TASK TO CARRY OUT
Locate every line that holds the string "scale" and copy it.
-- Begin MATERIAL FOR THIS EXERCISE --
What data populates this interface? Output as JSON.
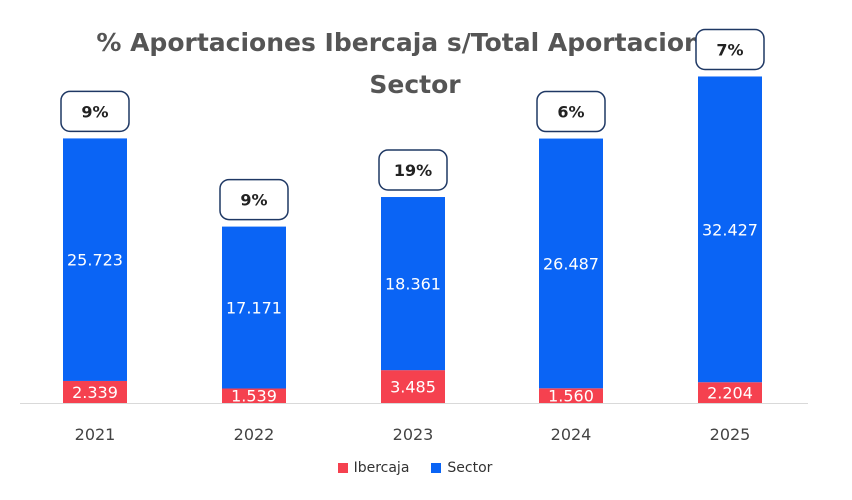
{
  "chart_data": {
    "type": "bar",
    "stacked": true,
    "title": "% Aportaciones Ibercaja s/Total Aportaciones Sector",
    "title_lines": [
      "% Aportaciones Ibercaja s/Total Aportaciones",
      "Sector"
    ],
    "categories": [
      "2021",
      "2022",
      "2023",
      "2024",
      "2025"
    ],
    "series": [
      {
        "name": "Ibercaja",
        "color": "#f5414f",
        "values": [
          2339,
          1539,
          3485,
          1560,
          2204
        ],
        "labels": [
          "2.339",
          "1.539",
          "3.485",
          "1.560",
          "2.204"
        ]
      },
      {
        "name": "Sector",
        "color": "#0a64f5",
        "values": [
          25723,
          17171,
          18361,
          26487,
          32427
        ],
        "labels": [
          "25.723",
          "17.171",
          "18.361",
          "26.487",
          "32.427"
        ]
      }
    ],
    "annotations": [
      "9%",
      "9%",
      "19%",
      "6%",
      "7%"
    ],
    "ylim": [
      0,
      35000
    ],
    "legend": "bottom-center",
    "grid": false
  }
}
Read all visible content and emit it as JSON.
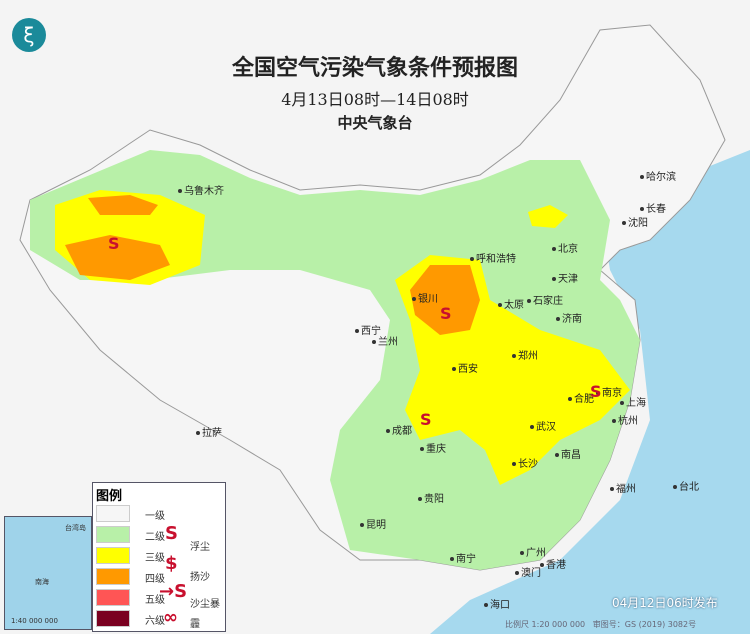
{
  "header": {
    "title": "全国空气污染气象条件预报图",
    "period": "4月13日08时—14日08时",
    "issuer": "中央气象台"
  },
  "colors": {
    "sea": "#a6d9ee",
    "level1": "#f6f6f6",
    "level2": "#b8f0a8",
    "level3": "#ffff00",
    "level4": "#ff9900",
    "level5": "#ff5555",
    "level6": "#7a0020",
    "symbol": "#c8102e"
  },
  "cities": [
    "乌鲁木齐",
    "哈尔滨",
    "长春",
    "沈阳",
    "北京",
    "天津",
    "呼和浩特",
    "银川",
    "太原",
    "石家庄",
    "济南",
    "西宁",
    "兰州",
    "西安",
    "郑州",
    "合肥",
    "南京",
    "上海",
    "成都",
    "重庆",
    "武汉",
    "杭州",
    "拉萨",
    "长沙",
    "南昌",
    "福州",
    "台北",
    "贵阳",
    "昆明",
    "南宁",
    "广州",
    "香港",
    "澳门",
    "海口"
  ],
  "legend": {
    "title": "图例",
    "levels": [
      "一级",
      "二级",
      "三级",
      "四级",
      "五级",
      "六级"
    ],
    "symbols": [
      {
        "icon": "floating-dust-icon",
        "label": "浮尘"
      },
      {
        "icon": "blowing-sand-icon",
        "label": "扬沙"
      },
      {
        "icon": "sandstorm-icon",
        "label": "沙尘暴"
      },
      {
        "icon": "haze-icon",
        "label": "霾"
      }
    ]
  },
  "inset": {
    "labels": [
      "南海",
      "台湾岛"
    ],
    "scale": "1:40 000 000"
  },
  "footer": {
    "issued": "04月12日06时发布",
    "scale": "比例尺 1:20 000 000",
    "map_number": "审图号：GS (2019) 3082号"
  }
}
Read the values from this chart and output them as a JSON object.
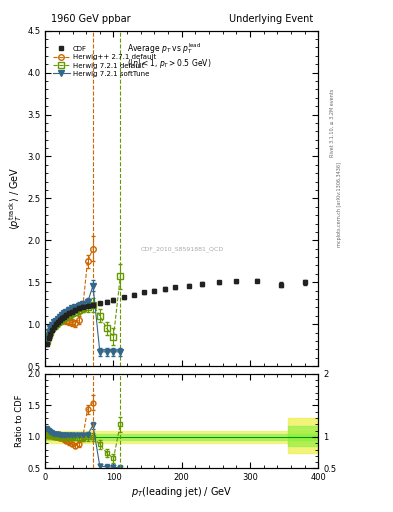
{
  "title_left": "1960 GeV ppbar",
  "title_right": "Underlying Event",
  "watermark": "CDF_2010_S8591881_QCD",
  "ylim_main": [
    0.5,
    4.5
  ],
  "ylim_ratio": [
    0.5,
    2.0
  ],
  "xlim": [
    0,
    400
  ],
  "vline_orange": 70,
  "vline_green": 110,
  "cdf_x": [
    2,
    5,
    7,
    10,
    13,
    16,
    19,
    22,
    25,
    28,
    31,
    35,
    39,
    44,
    49,
    55,
    62,
    70,
    80,
    90,
    100,
    115,
    130,
    145,
    160,
    175,
    190,
    210,
    230,
    255,
    280,
    310,
    345,
    380
  ],
  "cdf_y": [
    0.76,
    0.83,
    0.88,
    0.93,
    0.97,
    1.0,
    1.02,
    1.05,
    1.07,
    1.09,
    1.11,
    1.13,
    1.15,
    1.17,
    1.19,
    1.21,
    1.22,
    1.23,
    1.25,
    1.27,
    1.29,
    1.32,
    1.35,
    1.38,
    1.4,
    1.42,
    1.44,
    1.46,
    1.48,
    1.5,
    1.51,
    1.52,
    1.47,
    1.5
  ],
  "cdf_yerr": [
    0.02,
    0.02,
    0.02,
    0.02,
    0.02,
    0.02,
    0.02,
    0.02,
    0.02,
    0.02,
    0.02,
    0.02,
    0.02,
    0.02,
    0.02,
    0.02,
    0.02,
    0.02,
    0.02,
    0.02,
    0.02,
    0.02,
    0.02,
    0.02,
    0.02,
    0.02,
    0.02,
    0.02,
    0.02,
    0.02,
    0.02,
    0.02,
    0.03,
    0.03
  ],
  "herwig_pp_x": [
    2,
    5,
    7,
    10,
    13,
    16,
    19,
    22,
    25,
    28,
    31,
    35,
    39,
    44,
    49,
    55,
    62,
    70
  ],
  "herwig_pp_y": [
    0.8,
    0.87,
    0.91,
    0.95,
    0.98,
    1.0,
    1.02,
    1.04,
    1.05,
    1.05,
    1.04,
    1.03,
    1.02,
    1.01,
    1.05,
    1.2,
    1.75,
    1.9
  ],
  "herwig_pp_yerr": [
    0.05,
    0.05,
    0.04,
    0.04,
    0.04,
    0.04,
    0.04,
    0.04,
    0.04,
    0.04,
    0.04,
    0.04,
    0.04,
    0.04,
    0.05,
    0.06,
    0.08,
    0.15
  ],
  "herwig72_x": [
    2,
    5,
    7,
    10,
    13,
    16,
    19,
    22,
    25,
    28,
    31,
    35,
    39,
    44,
    49,
    55,
    62,
    70,
    80,
    90,
    100,
    110
  ],
  "herwig72_y": [
    0.8,
    0.87,
    0.91,
    0.95,
    0.98,
    1.0,
    1.02,
    1.04,
    1.06,
    1.08,
    1.09,
    1.11,
    1.13,
    1.15,
    1.17,
    1.19,
    1.21,
    1.23,
    1.1,
    0.95,
    0.85,
    1.57
  ],
  "herwig72_yerr": [
    0.05,
    0.05,
    0.04,
    0.04,
    0.04,
    0.04,
    0.04,
    0.04,
    0.04,
    0.04,
    0.04,
    0.04,
    0.04,
    0.04,
    0.05,
    0.05,
    0.06,
    0.08,
    0.08,
    0.08,
    0.1,
    0.15
  ],
  "herwig72soft_x": [
    2,
    5,
    7,
    10,
    13,
    16,
    19,
    22,
    25,
    28,
    31,
    35,
    39,
    44,
    49,
    55,
    62,
    70,
    80,
    90,
    100,
    110
  ],
  "herwig72soft_y": [
    0.85,
    0.91,
    0.95,
    0.99,
    1.02,
    1.04,
    1.06,
    1.09,
    1.11,
    1.13,
    1.15,
    1.17,
    1.19,
    1.2,
    1.22,
    1.24,
    1.26,
    1.46,
    0.67,
    0.67,
    0.67,
    0.67
  ],
  "herwig72soft_yerr": [
    0.04,
    0.04,
    0.04,
    0.04,
    0.03,
    0.03,
    0.03,
    0.03,
    0.03,
    0.03,
    0.03,
    0.03,
    0.03,
    0.03,
    0.04,
    0.04,
    0.05,
    0.07,
    0.05,
    0.05,
    0.05,
    0.05
  ],
  "color_cdf": "#222222",
  "color_herwig_pp": "#cc6600",
  "color_herwig72": "#669900",
  "color_herwig72soft": "#336688",
  "color_vline_orange": "#cc6600",
  "color_vline_green": "#669900"
}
-- End MATERIAL FOR THIS EXERCISE --
RESULT OF THIS TASK
    "scale": "1:40 000 000"
    "scale": "比例尺 1:20 000 000",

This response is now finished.